Annotated region listings
<<<<

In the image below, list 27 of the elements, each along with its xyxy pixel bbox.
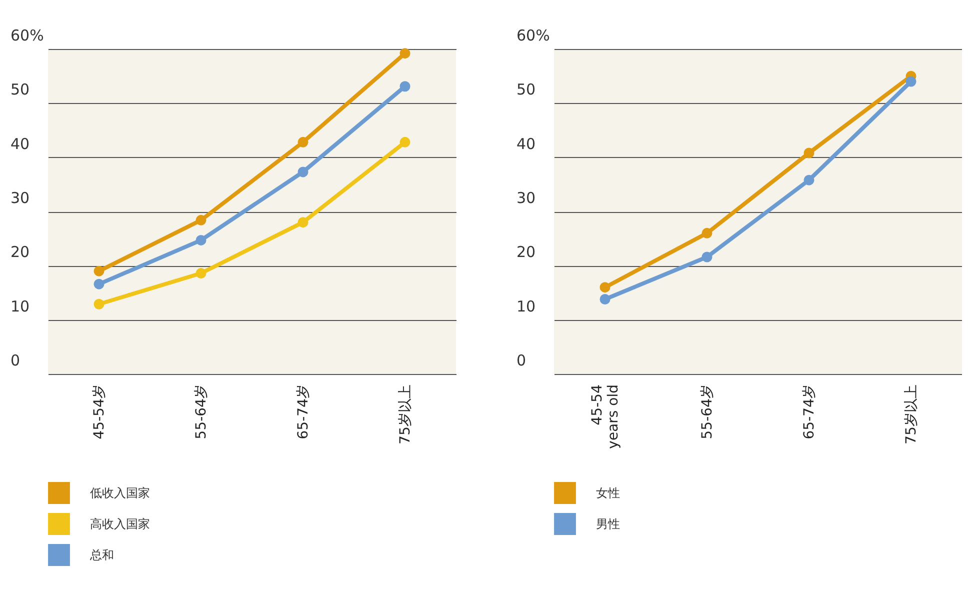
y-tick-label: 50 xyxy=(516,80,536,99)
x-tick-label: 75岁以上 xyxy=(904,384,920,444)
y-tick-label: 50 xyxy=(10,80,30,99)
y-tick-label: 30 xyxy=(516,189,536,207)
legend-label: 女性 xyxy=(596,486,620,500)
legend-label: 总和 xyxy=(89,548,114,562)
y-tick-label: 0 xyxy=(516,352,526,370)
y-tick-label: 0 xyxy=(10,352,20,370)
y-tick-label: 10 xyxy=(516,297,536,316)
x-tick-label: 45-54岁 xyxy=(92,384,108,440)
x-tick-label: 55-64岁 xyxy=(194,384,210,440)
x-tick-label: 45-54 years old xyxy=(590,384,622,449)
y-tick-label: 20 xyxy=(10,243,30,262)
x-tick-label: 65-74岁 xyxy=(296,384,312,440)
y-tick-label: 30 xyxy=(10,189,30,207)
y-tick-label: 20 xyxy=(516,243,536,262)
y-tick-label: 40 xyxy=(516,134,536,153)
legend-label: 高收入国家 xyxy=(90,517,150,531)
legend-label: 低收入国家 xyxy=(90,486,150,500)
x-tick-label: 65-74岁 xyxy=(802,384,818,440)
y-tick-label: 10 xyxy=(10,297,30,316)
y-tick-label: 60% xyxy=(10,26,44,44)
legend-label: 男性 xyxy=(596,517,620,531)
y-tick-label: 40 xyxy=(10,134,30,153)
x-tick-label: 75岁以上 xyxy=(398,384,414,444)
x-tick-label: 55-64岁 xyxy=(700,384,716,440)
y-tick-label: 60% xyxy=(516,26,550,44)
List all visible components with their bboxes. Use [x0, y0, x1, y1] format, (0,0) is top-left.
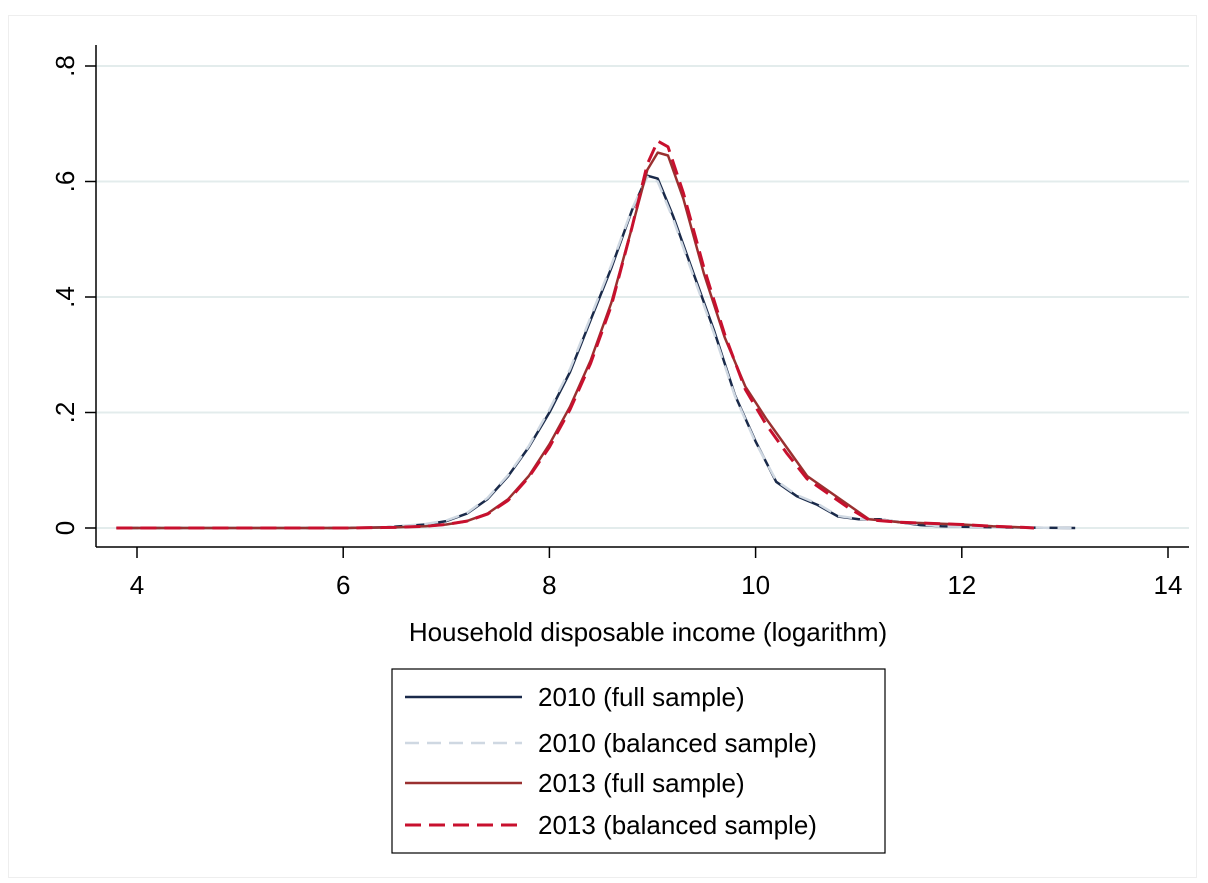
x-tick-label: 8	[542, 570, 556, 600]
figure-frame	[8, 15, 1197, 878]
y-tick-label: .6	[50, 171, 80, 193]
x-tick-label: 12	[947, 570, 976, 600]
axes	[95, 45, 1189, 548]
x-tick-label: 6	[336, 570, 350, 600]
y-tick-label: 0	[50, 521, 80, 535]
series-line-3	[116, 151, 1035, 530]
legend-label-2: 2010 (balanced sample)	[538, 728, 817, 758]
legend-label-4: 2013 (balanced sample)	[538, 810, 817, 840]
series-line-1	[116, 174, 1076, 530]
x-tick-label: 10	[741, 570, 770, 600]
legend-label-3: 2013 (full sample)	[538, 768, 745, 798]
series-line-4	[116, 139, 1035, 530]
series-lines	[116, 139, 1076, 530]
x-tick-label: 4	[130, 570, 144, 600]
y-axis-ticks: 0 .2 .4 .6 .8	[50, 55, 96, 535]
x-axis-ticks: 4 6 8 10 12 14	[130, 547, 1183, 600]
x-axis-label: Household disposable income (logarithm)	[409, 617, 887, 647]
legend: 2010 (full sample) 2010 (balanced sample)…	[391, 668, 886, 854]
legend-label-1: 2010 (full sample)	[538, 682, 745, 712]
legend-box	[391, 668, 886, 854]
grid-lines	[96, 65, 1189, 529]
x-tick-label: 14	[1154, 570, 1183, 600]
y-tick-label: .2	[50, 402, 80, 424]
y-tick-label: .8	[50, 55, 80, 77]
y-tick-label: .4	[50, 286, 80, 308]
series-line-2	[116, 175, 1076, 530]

>>>>

Stated goal — Copy every line of the items above word for word, leaving out the pictures.

Result of the task —
In the image below, list 27 of the elements, each along with its xyxy pixel bbox.
y-tick-label: 50 xyxy=(516,80,536,99)
x-tick-label: 75岁以上 xyxy=(904,384,920,444)
y-tick-label: 50 xyxy=(10,80,30,99)
y-tick-label: 30 xyxy=(516,189,536,207)
legend-label: 女性 xyxy=(596,486,620,500)
legend-label: 总和 xyxy=(89,548,114,562)
y-tick-label: 0 xyxy=(516,352,526,370)
y-tick-label: 0 xyxy=(10,352,20,370)
y-tick-label: 10 xyxy=(516,297,536,316)
x-tick-label: 45-54岁 xyxy=(92,384,108,440)
x-tick-label: 55-64岁 xyxy=(194,384,210,440)
x-tick-label: 45-54 years old xyxy=(590,384,622,449)
y-tick-label: 20 xyxy=(10,243,30,262)
x-tick-label: 65-74岁 xyxy=(296,384,312,440)
y-tick-label: 30 xyxy=(10,189,30,207)
y-tick-label: 20 xyxy=(516,243,536,262)
y-tick-label: 40 xyxy=(516,134,536,153)
legend-label: 高收入国家 xyxy=(90,517,150,531)
legend-label: 低收入国家 xyxy=(90,486,150,500)
x-tick-label: 65-74岁 xyxy=(802,384,818,440)
y-tick-label: 10 xyxy=(10,297,30,316)
y-tick-label: 60% xyxy=(10,26,44,44)
legend-label: 男性 xyxy=(596,517,620,531)
y-tick-label: 40 xyxy=(10,134,30,153)
x-tick-label: 75岁以上 xyxy=(398,384,414,444)
x-tick-label: 55-64岁 xyxy=(700,384,716,440)
y-tick-label: 60% xyxy=(516,26,550,44)
List all visible components with their bboxes. Use [x0, y0, x1, y1] format, (0,0) is top-left.
x-tick-label: 8	[542, 570, 556, 600]
figure-frame	[8, 15, 1197, 878]
y-tick-label: .6	[50, 171, 80, 193]
x-tick-label: 12	[947, 570, 976, 600]
axes	[95, 45, 1189, 548]
x-tick-label: 6	[336, 570, 350, 600]
y-tick-label: 0	[50, 521, 80, 535]
series-line-3	[116, 151, 1035, 530]
legend-label-2: 2010 (balanced sample)	[538, 728, 817, 758]
legend-label-4: 2013 (balanced sample)	[538, 810, 817, 840]
series-line-1	[116, 174, 1076, 530]
x-tick-label: 10	[741, 570, 770, 600]
legend-label-3: 2013 (full sample)	[538, 768, 745, 798]
series-line-4	[116, 139, 1035, 530]
series-lines	[116, 139, 1076, 530]
x-tick-label: 4	[130, 570, 144, 600]
y-axis-ticks: 0 .2 .4 .6 .8	[50, 55, 96, 535]
x-axis-ticks: 4 6 8 10 12 14	[130, 547, 1183, 600]
x-axis-label: Household disposable income (logarithm)	[409, 617, 887, 647]
legend: 2010 (full sample) 2010 (balanced sample)…	[391, 668, 886, 854]
legend-label-1: 2010 (full sample)	[538, 682, 745, 712]
legend-box	[391, 668, 886, 854]
grid-lines	[96, 65, 1189, 529]
x-tick-label: 14	[1154, 570, 1183, 600]
y-tick-label: .2	[50, 402, 80, 424]
y-tick-label: .8	[50, 55, 80, 77]
y-tick-label: .4	[50, 286, 80, 308]
series-line-2	[116, 175, 1076, 530]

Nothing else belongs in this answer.